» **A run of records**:
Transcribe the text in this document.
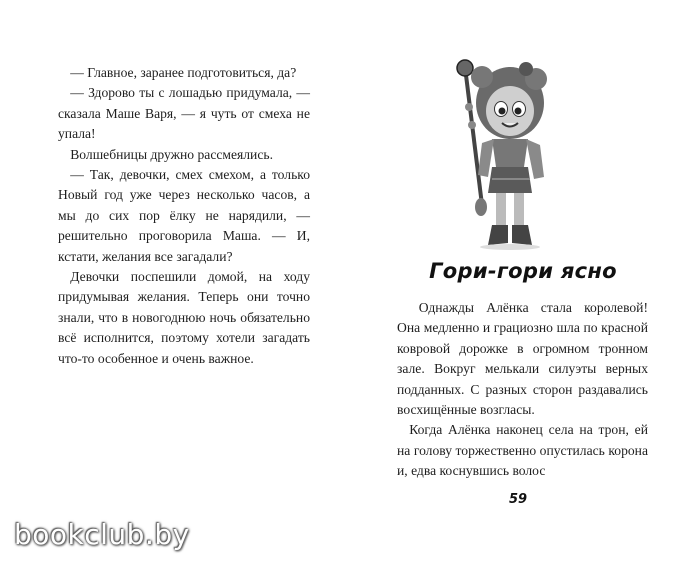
— Главное, заранее подготовиться, да?

— Здорово ты с лошадью придумала, — сказала Маше Варя, — я чуть от смеха не упала!

Волшебницы дружно рассмеялись.

— Так, девочки, смех смехом, а только Новый год уже через несколько часов, а мы до сих пор ёлку не нарядили, — решительно проговорила Маша. — И, кстати, желания все загадали?

Девочки поспешили домой, на ходу придумывая желания. Теперь они точно знали, что в новогоднюю ночь обязательно всё исполнится, поэтому хотели загадать что-то особенное и очень важное.

Гори-гори ясно

Однажды Алёнка стала королевой! Она медленно и грациозно шла по красной ковровой дорожке в огромном тронном зале. Вокруг мелькали силуэты верных подданных. С разных сторон раздавались восхищённые возгласы.

Когда Алёнка наконец села на трон, ей на голову торжественно опустилась корона и, едва коснувшись волос

59
bookclub.by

» **WHAT THE EXERCISE ASKS**: Restate the entire listing word for word, excluding pictures.

» **SOLUTION FOR THIS EXERCISE**:
Transcribe the text in this document.
— Главное, заранее подготовиться, да?

— Здорово ты с лошадью придумала, — сказала Маше Варя, — я чуть от смеха не упала!

Волшебницы дружно рассмеялись.

— Так, девочки, смех смехом, а только Новый год уже через несколько часов, а мы до сих пор ёлку не нарядили, — решительно проговорила Маша. — И, кстати, желания все загадали?

Девочки поспешили домой, на ходу придумывая желания. Теперь они точно знали, что в новогоднюю ночь обязательно всё исполнится, поэтому хотели загадать что-то особенное и очень важное.

Гори-гори ясно

Однажды Алёнка стала королевой! Она медленно и грациозно шла по красной ковровой дорожке в огромном тронном зале. Вокруг мелькали силуэты верных подданных. С разных сторон раздавались восхищённые возгласы.

Когда Алёнка наконец села на трон, ей на голову торжественно опустилась корона и, едва коснувшись волос

59
bookclub.by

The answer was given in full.